Where the string "cord" occurs in the material below, report the whole line.
---------- DATA EXTRACT
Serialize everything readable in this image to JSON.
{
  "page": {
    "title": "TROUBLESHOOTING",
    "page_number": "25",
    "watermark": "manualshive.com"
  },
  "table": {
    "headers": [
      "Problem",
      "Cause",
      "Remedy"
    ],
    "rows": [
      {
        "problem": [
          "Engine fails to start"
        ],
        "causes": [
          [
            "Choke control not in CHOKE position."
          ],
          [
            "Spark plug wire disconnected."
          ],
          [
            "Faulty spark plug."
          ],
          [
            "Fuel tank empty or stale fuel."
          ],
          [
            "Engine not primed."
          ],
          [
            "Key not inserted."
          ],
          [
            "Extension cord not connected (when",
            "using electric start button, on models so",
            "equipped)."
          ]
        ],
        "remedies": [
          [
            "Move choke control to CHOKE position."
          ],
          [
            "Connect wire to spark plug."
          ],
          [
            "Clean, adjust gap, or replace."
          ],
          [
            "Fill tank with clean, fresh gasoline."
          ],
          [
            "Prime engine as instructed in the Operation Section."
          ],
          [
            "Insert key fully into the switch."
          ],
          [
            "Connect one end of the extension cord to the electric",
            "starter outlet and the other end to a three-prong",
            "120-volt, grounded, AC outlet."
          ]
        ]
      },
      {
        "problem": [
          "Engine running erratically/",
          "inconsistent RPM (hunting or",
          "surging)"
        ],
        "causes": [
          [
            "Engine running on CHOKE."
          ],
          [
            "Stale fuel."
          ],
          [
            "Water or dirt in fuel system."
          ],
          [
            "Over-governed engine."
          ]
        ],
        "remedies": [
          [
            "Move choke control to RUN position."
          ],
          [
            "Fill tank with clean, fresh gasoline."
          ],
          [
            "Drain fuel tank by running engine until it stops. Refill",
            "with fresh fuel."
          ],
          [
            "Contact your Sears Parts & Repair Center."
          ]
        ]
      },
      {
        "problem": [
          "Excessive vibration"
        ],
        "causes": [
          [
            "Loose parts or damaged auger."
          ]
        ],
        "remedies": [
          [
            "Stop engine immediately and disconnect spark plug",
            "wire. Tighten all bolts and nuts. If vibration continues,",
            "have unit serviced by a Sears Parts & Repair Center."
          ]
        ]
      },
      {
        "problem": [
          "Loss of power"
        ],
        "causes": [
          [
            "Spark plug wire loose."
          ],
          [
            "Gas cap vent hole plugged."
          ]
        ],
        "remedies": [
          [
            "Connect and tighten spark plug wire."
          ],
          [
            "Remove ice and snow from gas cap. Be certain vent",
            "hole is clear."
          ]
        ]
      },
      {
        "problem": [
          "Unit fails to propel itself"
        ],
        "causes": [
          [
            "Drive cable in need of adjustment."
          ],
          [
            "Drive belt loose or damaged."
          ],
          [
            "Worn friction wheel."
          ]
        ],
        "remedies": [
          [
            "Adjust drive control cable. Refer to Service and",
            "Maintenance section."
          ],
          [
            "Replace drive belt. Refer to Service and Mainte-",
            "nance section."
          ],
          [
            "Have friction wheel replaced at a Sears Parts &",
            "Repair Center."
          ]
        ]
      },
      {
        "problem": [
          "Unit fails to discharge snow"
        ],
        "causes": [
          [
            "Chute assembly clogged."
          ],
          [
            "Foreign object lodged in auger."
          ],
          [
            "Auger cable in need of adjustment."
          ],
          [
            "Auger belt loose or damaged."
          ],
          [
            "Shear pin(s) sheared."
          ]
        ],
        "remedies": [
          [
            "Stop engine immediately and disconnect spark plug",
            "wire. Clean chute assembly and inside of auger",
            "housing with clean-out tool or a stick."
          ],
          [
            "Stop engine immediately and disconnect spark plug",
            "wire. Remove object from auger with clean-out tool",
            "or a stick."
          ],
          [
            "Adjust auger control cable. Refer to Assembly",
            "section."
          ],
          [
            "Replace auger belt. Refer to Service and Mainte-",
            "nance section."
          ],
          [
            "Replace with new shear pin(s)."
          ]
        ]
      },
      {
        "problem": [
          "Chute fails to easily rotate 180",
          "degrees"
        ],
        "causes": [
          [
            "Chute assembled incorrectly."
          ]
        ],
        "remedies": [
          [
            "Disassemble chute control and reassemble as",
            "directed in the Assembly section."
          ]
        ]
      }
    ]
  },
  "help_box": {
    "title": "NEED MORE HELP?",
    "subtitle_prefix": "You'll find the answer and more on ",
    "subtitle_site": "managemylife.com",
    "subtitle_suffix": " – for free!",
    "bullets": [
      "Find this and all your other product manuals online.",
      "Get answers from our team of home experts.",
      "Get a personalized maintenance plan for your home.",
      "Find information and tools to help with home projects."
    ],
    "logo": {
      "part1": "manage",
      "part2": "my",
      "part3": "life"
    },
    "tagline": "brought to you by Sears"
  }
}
--------------------
• [OUTPUT]:
            "Extension cord not connected (when",
            "Connect one end of the extension cord to the electric",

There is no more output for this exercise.